The data:
● ● ● ●
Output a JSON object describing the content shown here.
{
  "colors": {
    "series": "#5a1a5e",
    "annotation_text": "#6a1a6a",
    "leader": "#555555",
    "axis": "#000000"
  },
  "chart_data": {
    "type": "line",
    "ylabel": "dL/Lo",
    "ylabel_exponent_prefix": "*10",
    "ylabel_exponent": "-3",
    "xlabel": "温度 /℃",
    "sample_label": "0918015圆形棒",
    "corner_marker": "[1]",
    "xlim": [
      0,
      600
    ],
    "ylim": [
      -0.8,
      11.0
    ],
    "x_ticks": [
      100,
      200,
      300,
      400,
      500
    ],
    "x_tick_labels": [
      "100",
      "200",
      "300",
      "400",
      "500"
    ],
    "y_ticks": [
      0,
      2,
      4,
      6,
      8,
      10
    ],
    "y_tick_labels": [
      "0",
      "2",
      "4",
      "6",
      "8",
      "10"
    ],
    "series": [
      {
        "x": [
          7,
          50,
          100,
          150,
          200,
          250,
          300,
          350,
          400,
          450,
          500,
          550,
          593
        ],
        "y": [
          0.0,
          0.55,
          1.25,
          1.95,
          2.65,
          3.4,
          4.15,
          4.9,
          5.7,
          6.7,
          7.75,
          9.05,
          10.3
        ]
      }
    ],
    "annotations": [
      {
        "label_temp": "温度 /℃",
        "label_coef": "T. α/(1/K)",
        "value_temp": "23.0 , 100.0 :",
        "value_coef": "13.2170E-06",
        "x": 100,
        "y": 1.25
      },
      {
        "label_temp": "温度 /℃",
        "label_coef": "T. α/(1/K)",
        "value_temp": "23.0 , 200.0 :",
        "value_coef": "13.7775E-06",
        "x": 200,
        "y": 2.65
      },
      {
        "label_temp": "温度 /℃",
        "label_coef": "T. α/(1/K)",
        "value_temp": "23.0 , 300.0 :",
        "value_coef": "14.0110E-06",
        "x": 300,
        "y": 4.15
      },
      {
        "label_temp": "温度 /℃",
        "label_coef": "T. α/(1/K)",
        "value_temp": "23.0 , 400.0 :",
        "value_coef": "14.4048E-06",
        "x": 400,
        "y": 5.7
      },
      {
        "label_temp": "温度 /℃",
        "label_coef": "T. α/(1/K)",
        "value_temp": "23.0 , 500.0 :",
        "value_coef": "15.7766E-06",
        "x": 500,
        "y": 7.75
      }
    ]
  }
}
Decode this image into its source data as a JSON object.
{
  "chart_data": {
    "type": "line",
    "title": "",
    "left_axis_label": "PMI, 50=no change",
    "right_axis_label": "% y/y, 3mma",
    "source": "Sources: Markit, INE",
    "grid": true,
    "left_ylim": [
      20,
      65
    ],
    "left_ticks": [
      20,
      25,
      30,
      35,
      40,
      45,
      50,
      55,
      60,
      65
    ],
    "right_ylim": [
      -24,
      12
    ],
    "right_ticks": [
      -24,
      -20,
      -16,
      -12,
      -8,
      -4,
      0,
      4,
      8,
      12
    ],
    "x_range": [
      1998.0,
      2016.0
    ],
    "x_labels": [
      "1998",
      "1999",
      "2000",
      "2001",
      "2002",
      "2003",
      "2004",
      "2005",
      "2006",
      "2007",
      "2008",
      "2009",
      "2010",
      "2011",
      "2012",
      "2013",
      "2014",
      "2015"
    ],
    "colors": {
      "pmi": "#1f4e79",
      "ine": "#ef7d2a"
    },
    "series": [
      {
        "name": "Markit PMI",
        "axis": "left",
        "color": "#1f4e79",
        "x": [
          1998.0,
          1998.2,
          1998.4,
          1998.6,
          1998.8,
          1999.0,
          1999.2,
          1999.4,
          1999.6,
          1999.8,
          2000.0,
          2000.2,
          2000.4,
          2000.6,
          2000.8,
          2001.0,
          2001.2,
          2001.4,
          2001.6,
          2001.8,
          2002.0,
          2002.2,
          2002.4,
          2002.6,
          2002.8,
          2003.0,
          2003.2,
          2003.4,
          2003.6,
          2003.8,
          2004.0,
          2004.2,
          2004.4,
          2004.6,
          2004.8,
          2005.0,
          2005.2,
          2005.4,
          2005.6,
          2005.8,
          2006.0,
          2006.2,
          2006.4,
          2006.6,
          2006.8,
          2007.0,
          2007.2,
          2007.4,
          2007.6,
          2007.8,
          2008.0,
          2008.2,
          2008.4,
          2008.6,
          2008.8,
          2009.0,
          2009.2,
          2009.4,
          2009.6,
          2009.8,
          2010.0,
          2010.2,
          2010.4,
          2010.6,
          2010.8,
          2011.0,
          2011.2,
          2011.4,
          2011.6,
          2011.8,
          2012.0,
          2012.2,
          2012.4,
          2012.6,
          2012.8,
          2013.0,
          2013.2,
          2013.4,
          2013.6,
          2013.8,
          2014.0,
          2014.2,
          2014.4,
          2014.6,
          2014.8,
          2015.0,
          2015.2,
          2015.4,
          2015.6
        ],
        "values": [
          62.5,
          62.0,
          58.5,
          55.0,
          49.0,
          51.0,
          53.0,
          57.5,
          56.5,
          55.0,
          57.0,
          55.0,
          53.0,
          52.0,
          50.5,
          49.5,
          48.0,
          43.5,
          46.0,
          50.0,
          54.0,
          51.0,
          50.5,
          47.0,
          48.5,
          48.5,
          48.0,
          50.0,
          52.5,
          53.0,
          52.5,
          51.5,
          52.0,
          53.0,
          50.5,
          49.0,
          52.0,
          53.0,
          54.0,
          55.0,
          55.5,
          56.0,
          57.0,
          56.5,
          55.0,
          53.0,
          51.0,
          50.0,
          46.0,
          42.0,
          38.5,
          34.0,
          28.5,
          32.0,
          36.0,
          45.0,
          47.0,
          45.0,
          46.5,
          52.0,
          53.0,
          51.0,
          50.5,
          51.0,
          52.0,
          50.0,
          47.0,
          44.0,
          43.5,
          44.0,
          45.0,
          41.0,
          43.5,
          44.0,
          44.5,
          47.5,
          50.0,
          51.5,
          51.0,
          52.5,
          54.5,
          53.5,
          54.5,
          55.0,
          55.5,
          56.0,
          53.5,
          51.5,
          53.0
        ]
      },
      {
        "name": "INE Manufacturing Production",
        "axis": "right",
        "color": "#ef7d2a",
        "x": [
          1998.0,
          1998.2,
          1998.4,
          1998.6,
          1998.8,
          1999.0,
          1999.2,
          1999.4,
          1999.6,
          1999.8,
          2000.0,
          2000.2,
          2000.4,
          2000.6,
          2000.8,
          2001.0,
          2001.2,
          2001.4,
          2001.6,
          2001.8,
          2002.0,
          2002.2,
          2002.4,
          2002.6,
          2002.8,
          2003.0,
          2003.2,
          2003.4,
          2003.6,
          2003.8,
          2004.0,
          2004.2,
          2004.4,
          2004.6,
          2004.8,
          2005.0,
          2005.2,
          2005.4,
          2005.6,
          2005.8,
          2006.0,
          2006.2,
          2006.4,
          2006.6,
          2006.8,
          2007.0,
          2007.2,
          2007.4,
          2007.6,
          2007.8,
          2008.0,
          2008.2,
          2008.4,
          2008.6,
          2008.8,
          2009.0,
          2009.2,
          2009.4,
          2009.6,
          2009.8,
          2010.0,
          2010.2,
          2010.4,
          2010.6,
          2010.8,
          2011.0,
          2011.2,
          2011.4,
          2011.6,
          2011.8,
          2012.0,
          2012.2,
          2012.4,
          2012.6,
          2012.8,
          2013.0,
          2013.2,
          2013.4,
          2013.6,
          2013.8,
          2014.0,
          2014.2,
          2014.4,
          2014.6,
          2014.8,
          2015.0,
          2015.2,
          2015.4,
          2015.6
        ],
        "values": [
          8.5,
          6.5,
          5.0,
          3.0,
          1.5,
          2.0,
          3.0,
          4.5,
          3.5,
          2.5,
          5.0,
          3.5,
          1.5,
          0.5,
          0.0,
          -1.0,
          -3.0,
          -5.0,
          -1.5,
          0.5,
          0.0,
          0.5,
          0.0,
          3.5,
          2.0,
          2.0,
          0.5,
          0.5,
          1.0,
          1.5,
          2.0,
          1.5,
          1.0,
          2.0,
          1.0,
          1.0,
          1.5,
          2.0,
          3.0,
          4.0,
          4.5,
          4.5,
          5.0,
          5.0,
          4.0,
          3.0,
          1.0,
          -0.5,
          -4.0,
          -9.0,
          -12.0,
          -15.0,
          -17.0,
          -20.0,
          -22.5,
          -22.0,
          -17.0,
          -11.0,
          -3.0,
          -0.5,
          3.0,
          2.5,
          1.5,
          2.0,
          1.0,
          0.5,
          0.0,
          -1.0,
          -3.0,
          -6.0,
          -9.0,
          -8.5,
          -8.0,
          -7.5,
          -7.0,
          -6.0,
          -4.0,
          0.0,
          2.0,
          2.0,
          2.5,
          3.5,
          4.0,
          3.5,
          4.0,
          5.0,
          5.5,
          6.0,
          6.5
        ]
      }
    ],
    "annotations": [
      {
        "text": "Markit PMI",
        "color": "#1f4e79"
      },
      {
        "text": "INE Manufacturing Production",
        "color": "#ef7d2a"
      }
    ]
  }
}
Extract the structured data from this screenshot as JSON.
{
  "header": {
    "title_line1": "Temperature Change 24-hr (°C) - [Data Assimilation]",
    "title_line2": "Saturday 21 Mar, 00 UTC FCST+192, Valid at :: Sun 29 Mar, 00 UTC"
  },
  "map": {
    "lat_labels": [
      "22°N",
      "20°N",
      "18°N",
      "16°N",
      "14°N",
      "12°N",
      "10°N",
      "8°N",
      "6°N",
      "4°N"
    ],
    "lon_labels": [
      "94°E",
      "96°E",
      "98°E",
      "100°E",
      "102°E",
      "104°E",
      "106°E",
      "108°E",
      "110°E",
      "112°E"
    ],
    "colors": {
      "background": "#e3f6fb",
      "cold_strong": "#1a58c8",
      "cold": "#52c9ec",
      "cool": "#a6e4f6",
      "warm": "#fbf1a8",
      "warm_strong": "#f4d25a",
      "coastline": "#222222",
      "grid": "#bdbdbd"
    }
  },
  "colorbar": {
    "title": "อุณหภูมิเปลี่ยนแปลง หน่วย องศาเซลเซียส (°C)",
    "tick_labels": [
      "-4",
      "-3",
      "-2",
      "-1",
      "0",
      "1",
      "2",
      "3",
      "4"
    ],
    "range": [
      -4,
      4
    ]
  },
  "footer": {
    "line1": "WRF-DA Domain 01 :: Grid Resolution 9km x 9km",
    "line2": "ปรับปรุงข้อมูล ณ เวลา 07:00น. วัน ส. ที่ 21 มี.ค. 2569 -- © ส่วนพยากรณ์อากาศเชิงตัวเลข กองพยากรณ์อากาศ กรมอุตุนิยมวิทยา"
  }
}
● ● ● ●
What the task asks: In the entries above, find lines with "this" and copy each.

Reply to the exercise:
Decode this image into its source data as a JSON object.
Extract the structured data from this screenshot as JSON.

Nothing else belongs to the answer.